* [STATED PROBLEM]:
Find every line in the records below that contains the word "JSON", and copy each such line.

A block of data

▶

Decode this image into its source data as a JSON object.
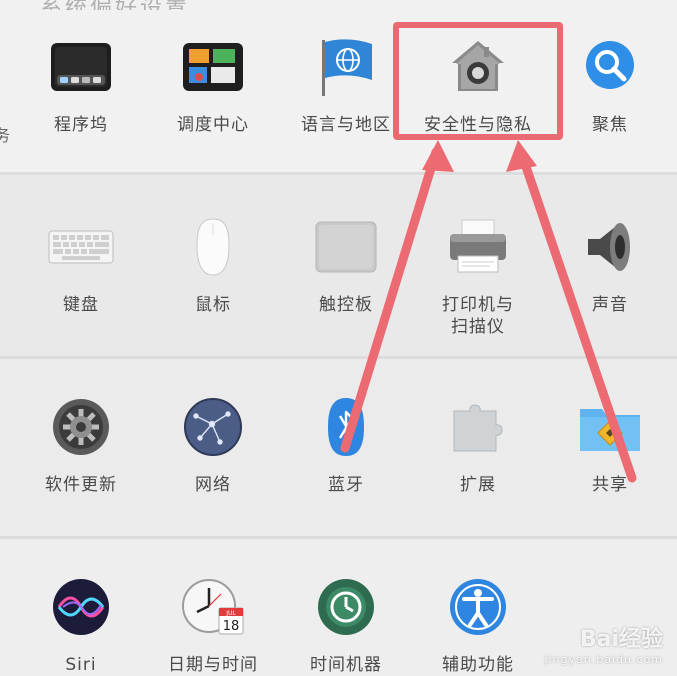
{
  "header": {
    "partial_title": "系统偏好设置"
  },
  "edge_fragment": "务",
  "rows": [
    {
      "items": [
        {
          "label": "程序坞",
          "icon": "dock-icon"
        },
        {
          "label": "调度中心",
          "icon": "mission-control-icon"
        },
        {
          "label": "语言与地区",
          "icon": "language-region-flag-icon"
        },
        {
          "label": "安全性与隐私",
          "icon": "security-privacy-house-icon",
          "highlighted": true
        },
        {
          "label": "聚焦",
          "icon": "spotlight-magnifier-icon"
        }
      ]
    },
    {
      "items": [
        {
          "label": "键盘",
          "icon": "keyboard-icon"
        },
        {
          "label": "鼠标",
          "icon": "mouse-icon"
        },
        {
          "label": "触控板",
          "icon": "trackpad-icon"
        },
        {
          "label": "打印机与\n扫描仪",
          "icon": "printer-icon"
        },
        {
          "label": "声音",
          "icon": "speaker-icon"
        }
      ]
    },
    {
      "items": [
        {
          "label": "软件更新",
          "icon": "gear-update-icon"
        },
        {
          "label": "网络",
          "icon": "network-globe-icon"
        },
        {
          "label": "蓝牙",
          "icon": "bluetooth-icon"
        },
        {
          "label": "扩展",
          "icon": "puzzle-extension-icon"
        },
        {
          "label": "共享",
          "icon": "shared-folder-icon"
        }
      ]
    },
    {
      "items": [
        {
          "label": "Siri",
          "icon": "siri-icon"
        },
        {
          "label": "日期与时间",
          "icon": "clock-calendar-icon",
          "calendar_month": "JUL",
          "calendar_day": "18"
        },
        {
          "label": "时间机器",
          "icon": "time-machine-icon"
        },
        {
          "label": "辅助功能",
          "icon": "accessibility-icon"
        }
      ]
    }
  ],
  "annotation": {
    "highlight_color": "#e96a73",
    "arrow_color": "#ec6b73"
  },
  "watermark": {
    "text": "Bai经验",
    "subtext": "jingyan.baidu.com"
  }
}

◀
▶

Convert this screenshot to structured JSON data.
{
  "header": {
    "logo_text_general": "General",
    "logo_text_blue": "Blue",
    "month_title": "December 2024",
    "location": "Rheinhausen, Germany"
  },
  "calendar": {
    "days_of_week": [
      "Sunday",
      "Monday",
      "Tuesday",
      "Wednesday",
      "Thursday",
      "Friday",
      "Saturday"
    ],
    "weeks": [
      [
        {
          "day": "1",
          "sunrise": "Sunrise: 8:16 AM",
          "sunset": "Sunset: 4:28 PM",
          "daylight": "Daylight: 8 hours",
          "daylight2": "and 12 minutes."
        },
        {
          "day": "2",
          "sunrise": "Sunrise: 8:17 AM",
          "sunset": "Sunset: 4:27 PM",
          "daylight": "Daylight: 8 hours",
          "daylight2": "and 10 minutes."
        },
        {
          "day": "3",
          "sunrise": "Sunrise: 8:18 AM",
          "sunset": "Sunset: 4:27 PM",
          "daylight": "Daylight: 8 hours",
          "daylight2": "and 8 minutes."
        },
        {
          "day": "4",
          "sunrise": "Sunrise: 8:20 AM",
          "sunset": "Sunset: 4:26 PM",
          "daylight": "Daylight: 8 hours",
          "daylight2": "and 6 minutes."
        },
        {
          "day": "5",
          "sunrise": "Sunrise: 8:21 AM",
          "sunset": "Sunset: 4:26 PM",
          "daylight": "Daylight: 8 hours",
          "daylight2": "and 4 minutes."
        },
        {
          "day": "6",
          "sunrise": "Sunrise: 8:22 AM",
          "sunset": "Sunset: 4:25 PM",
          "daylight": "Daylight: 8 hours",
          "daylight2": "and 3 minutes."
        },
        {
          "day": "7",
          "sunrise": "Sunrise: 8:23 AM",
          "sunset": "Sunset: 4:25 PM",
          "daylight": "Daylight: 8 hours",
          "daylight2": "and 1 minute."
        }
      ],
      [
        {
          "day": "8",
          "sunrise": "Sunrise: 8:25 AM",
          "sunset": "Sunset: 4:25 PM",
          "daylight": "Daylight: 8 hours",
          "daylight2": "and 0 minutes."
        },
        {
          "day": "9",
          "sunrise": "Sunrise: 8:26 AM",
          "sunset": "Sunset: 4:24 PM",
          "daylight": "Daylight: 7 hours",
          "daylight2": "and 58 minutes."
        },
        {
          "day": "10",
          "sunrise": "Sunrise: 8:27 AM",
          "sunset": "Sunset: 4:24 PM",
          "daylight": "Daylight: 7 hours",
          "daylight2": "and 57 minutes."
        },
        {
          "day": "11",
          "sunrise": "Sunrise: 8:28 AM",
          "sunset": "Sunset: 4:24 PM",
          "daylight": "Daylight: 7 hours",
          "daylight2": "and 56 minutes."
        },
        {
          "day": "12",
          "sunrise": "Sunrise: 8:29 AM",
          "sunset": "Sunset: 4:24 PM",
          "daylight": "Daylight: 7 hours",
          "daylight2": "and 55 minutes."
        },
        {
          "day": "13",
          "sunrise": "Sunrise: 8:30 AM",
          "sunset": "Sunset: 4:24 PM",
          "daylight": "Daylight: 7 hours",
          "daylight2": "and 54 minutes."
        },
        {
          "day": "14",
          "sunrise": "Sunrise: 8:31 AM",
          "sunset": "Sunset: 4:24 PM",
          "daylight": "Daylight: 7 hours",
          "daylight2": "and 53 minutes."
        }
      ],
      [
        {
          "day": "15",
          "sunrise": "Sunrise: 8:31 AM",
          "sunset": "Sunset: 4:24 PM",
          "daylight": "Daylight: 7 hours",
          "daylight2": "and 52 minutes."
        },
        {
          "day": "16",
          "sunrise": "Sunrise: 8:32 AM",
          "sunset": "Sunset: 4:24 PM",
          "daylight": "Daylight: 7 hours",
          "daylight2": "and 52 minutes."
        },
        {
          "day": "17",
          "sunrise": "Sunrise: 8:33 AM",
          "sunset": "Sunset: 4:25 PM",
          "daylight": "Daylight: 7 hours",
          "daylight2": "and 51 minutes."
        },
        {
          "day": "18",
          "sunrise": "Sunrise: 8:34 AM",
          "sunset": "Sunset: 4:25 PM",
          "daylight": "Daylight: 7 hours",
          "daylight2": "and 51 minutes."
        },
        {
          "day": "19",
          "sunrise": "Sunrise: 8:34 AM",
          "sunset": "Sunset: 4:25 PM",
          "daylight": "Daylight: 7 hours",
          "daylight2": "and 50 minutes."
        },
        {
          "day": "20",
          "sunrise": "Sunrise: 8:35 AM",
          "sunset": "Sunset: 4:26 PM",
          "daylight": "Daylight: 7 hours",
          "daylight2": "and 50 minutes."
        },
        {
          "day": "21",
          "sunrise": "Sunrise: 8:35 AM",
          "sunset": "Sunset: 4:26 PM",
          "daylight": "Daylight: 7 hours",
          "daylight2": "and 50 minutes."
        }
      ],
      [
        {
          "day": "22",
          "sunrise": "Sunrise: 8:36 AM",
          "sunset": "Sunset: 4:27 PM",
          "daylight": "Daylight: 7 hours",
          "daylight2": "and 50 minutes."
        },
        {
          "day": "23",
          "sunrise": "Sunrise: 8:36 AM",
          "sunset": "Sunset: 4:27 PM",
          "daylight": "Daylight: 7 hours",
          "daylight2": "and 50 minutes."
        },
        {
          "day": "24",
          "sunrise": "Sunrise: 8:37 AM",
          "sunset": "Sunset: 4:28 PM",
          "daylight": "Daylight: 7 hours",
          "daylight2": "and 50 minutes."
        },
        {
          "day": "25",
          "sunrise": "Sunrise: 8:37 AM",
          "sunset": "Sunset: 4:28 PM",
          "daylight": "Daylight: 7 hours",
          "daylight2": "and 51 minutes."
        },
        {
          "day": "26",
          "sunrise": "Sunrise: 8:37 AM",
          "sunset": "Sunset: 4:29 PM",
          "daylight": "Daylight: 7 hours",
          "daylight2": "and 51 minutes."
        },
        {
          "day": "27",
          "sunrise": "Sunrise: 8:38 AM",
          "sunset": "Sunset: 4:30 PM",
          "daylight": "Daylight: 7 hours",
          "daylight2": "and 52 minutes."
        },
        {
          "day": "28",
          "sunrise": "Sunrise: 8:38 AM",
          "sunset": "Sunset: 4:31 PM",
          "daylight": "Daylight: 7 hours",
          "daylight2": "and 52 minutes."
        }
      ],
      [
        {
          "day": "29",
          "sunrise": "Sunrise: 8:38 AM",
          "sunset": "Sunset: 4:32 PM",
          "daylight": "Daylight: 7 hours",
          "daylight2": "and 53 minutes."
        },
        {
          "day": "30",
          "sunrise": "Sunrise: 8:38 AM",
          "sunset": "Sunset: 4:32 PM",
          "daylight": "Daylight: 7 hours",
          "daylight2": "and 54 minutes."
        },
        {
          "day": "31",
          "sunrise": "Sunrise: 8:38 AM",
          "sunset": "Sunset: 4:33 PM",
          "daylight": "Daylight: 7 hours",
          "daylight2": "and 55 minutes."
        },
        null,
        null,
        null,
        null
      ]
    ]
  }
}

◀

* [EXERCISE RESULT]:
Decode this image into its source data as a JSON object.
Convert this screenshot to structured JSON data.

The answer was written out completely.